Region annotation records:
--- --- ---

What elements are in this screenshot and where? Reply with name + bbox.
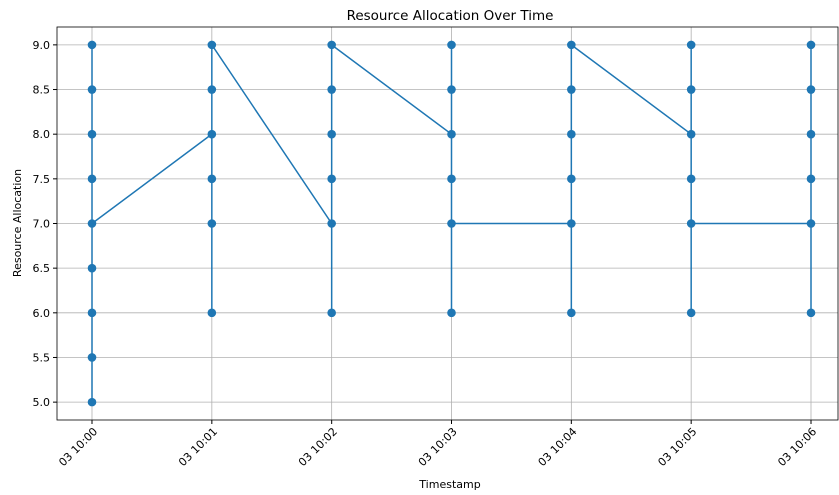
data-point <box>447 40 456 50</box>
data-point <box>686 85 696 94</box>
data-point <box>87 40 97 50</box>
y-tick-label: 5.5 <box>33 351 51 364</box>
data-point <box>567 219 576 228</box>
data-point <box>207 129 217 139</box>
data-point <box>327 219 336 228</box>
data-point <box>686 174 696 184</box>
x-tick-label: 03 10:03 <box>416 425 460 469</box>
x-tick-label: 03 10:04 <box>536 425 580 469</box>
data-point <box>327 40 336 50</box>
data-point <box>207 174 217 184</box>
data-point <box>447 174 456 184</box>
data-point <box>447 129 456 139</box>
data-point <box>327 174 336 184</box>
data-point <box>686 40 696 50</box>
y-tick-label: 7.5 <box>33 173 51 186</box>
data-point <box>447 308 456 318</box>
data-point <box>806 85 816 94</box>
data-point <box>87 219 97 228</box>
data-point <box>447 219 456 228</box>
data-point <box>87 129 97 139</box>
data-point <box>207 85 217 94</box>
x-tick-label: 03 10:06 <box>775 425 819 469</box>
y-tick-label: 9.0 <box>33 39 51 52</box>
x-tick-label: 03 10:02 <box>296 425 340 469</box>
data-point <box>806 40 816 50</box>
data-point <box>806 129 816 139</box>
data-point <box>447 85 456 94</box>
data-point <box>686 308 696 318</box>
x-tick-label: 03 10:05 <box>655 425 699 469</box>
plot-frame <box>56 26 839 421</box>
data-point <box>207 40 217 50</box>
data-point <box>806 308 816 318</box>
data-point <box>686 219 696 228</box>
data-point <box>567 85 576 94</box>
data-point <box>327 308 336 318</box>
x-tick-label: 03 10:00 <box>56 425 100 469</box>
y-tick-label: 8.5 <box>33 84 51 97</box>
data-point <box>87 263 97 273</box>
data-point <box>327 85 336 94</box>
chart-title: Resource Allocation Over Time <box>347 8 554 24</box>
data-point <box>207 308 217 318</box>
x-tick-label: 03 10:01 <box>176 425 220 469</box>
data-point <box>686 129 696 139</box>
y-axis-label: Resource Allocation <box>11 169 24 277</box>
data-point <box>207 219 217 228</box>
data-point <box>806 219 816 228</box>
data-point <box>567 174 576 184</box>
data-point <box>87 397 97 407</box>
y-tick-label: 6.5 <box>33 262 51 275</box>
data-point <box>87 308 97 318</box>
data-point <box>87 174 97 184</box>
y-tick-label: 5.0 <box>33 396 51 409</box>
y-tick-label: 7.0 <box>33 218 51 231</box>
data-point <box>567 129 576 139</box>
data-point <box>567 308 576 318</box>
data-point <box>806 174 816 184</box>
data-point <box>327 129 336 139</box>
x-axis-label: Timestamp <box>418 478 480 491</box>
data-point <box>87 353 97 362</box>
y-tick-label: 8.0 <box>33 128 51 141</box>
y-tick-label: 6.0 <box>33 307 51 320</box>
data-point <box>87 85 97 94</box>
data-point <box>567 40 576 50</box>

--- --- ---

(Aim of the exercise) Transcribe every line of the data above word for word, leaving out the pictures.

(Correct result)
What elements are in this screenshot and where? Reply with name + bbox.
data-point <box>447 40 456 50</box>
data-point <box>686 85 696 94</box>
data-point <box>87 40 97 50</box>
y-tick-label: 5.5 <box>33 351 51 364</box>
data-point <box>567 219 576 228</box>
data-point <box>207 129 217 139</box>
data-point <box>327 219 336 228</box>
data-point <box>686 174 696 184</box>
x-tick-label: 03 10:03 <box>416 425 460 469</box>
x-tick-label: 03 10:04 <box>536 425 580 469</box>
data-point <box>327 40 336 50</box>
data-point <box>207 174 217 184</box>
data-point <box>447 174 456 184</box>
data-point <box>447 129 456 139</box>
data-point <box>327 174 336 184</box>
data-point <box>686 40 696 50</box>
y-tick-label: 7.5 <box>33 173 51 186</box>
data-point <box>447 308 456 318</box>
data-point <box>806 85 816 94</box>
data-point <box>87 219 97 228</box>
data-point <box>447 219 456 228</box>
data-point <box>87 129 97 139</box>
data-point <box>207 85 217 94</box>
x-tick-label: 03 10:06 <box>775 425 819 469</box>
y-tick-label: 9.0 <box>33 39 51 52</box>
x-tick-label: 03 10:02 <box>296 425 340 469</box>
data-point <box>806 40 816 50</box>
data-point <box>806 129 816 139</box>
data-point <box>447 85 456 94</box>
data-point <box>686 308 696 318</box>
x-tick-label: 03 10:05 <box>655 425 699 469</box>
plot-frame <box>56 26 839 421</box>
data-point <box>207 40 217 50</box>
data-point <box>806 308 816 318</box>
data-point <box>686 219 696 228</box>
data-point <box>567 85 576 94</box>
data-point <box>327 308 336 318</box>
x-tick-label: 03 10:00 <box>56 425 100 469</box>
y-tick-label: 8.5 <box>33 84 51 97</box>
data-point <box>87 263 97 273</box>
data-point <box>327 85 336 94</box>
chart-title: Resource Allocation Over Time <box>347 8 554 24</box>
data-point <box>207 308 217 318</box>
x-tick-label: 03 10:01 <box>176 425 220 469</box>
data-point <box>686 129 696 139</box>
y-axis-label: Resource Allocation <box>11 169 24 277</box>
data-point <box>207 219 217 228</box>
data-point <box>806 219 816 228</box>
data-point <box>567 174 576 184</box>
data-point <box>87 397 97 407</box>
y-tick-label: 6.5 <box>33 262 51 275</box>
data-point <box>87 308 97 318</box>
data-point <box>87 174 97 184</box>
y-tick-label: 5.0 <box>33 396 51 409</box>
y-tick-label: 7.0 <box>33 218 51 231</box>
data-point <box>567 129 576 139</box>
data-point <box>567 308 576 318</box>
data-point <box>806 174 816 184</box>
data-point <box>327 129 336 139</box>
x-axis-label: Timestamp <box>418 478 480 491</box>
data-point <box>87 353 97 362</box>
y-tick-label: 8.0 <box>33 128 51 141</box>
y-tick-label: 6.0 <box>33 307 51 320</box>
data-point <box>87 85 97 94</box>
data-point <box>567 40 576 50</box>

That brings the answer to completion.